DO THIS |
Retype the listing that follows, exactly as written.

Data listing |
_____

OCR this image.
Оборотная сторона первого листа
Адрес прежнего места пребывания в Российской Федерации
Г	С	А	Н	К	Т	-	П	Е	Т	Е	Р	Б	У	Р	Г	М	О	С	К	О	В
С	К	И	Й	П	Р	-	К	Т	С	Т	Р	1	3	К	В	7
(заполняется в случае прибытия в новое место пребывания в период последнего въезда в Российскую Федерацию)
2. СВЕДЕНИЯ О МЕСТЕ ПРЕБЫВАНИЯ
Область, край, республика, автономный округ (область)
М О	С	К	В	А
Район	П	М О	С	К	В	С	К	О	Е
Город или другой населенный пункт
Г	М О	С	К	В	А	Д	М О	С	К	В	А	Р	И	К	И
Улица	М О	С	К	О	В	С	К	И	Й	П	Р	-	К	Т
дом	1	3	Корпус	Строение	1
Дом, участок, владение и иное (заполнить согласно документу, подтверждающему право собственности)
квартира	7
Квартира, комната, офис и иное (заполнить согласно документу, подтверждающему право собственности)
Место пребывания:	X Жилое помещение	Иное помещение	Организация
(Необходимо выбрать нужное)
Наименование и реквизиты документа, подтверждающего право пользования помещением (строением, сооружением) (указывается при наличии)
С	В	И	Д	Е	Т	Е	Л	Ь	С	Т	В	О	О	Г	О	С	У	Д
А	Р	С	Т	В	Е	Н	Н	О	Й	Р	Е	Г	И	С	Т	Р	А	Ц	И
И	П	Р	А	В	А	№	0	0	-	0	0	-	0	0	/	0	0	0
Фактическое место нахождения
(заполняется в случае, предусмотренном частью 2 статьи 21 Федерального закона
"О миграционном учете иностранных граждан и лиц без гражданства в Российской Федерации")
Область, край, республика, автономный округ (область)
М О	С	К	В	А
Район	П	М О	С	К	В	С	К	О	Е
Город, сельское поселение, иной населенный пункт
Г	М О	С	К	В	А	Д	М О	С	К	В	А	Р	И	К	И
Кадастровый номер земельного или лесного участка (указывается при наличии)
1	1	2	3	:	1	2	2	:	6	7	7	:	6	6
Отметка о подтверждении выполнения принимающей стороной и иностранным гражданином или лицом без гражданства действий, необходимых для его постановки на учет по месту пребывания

_____

EXERCISE ANSWER |
OCR this image.
Оборотная сторона первого листа
Адрес прежнего места пребывания в Российской Федерации
Г	С	А	Н	К	Т	-	П	Е	Т	Е	Р	Б	У	Р	Г	М	О	С	К	О	В
С	К	И	Й	П	Р	-	К	Т	С	Т	Р	1	3	К	В	7
(заполняется в случае прибытия в новое место пребывания в период последнего въезда в Российскую Федерацию)
2. СВЕДЕНИЯ О МЕСТЕ ПРЕБЫВАНИЯ
Область, край, республика, автономный округ (область)
М О	С	К	В	А
Район	П	М О	С	К	В	С	К	О	Е
Город или другой населенный пункт
Г	М О	С	К	В	А	Д	М О	С	К	В	А	Р	И	К	И
Улица	М О	С	К	О	В	С	К	И	Й	П	Р	-	К	Т
дом	1	3	Корпус	Строение	1
Дом, участок, владение и иное (заполнить согласно документу, подтверждающему право собственности)
квартира	7
Квартира, комната, офис и иное (заполнить согласно документу, подтверждающему право собственности)
Место пребывания:	X Жилое помещение	Иное помещение	Организация
(Необходимо выбрать нужное)
Наименование и реквизиты документа, подтверждающего право пользования помещением (строением, сооружением) (указывается при наличии)
С	В	И	Д	Е	Т	Е	Л	Ь	С	Т	В	О	О	Г	О	С	У	Д
А	Р	С	Т	В	Е	Н	Н	О	Й	Р	Е	Г	И	С	Т	Р	А	Ц	И
И	П	Р	А	В	А	№	0	0	-	0	0	-	0	0	/	0	0	0
Фактическое место нахождения
(заполняется в случае, предусмотренном частью 2 статьи 21 Федерального закона
"О миграционном учете иностранных граждан и лиц без гражданства в Российской Федерации")
Область, край, республика, автономный округ (область)
М О	С	К	В	А
Район	П	М О	С	К	В	С	К	О	Е
Город, сельское поселение, иной населенный пункт
Г	М О	С	К	В	А	Д	М О	С	К	В	А	Р	И	К	И
Кадастровый номер земельного или лесного участка (указывается при наличии)
1	1	2	3	:	1	2	2	:	6	7	7	:	6	6
Отметка о подтверждении выполнения принимающей стороной и иностранным гражданином или лицом без гражданства действий, необходимых для его постановки на учет по месту пребывания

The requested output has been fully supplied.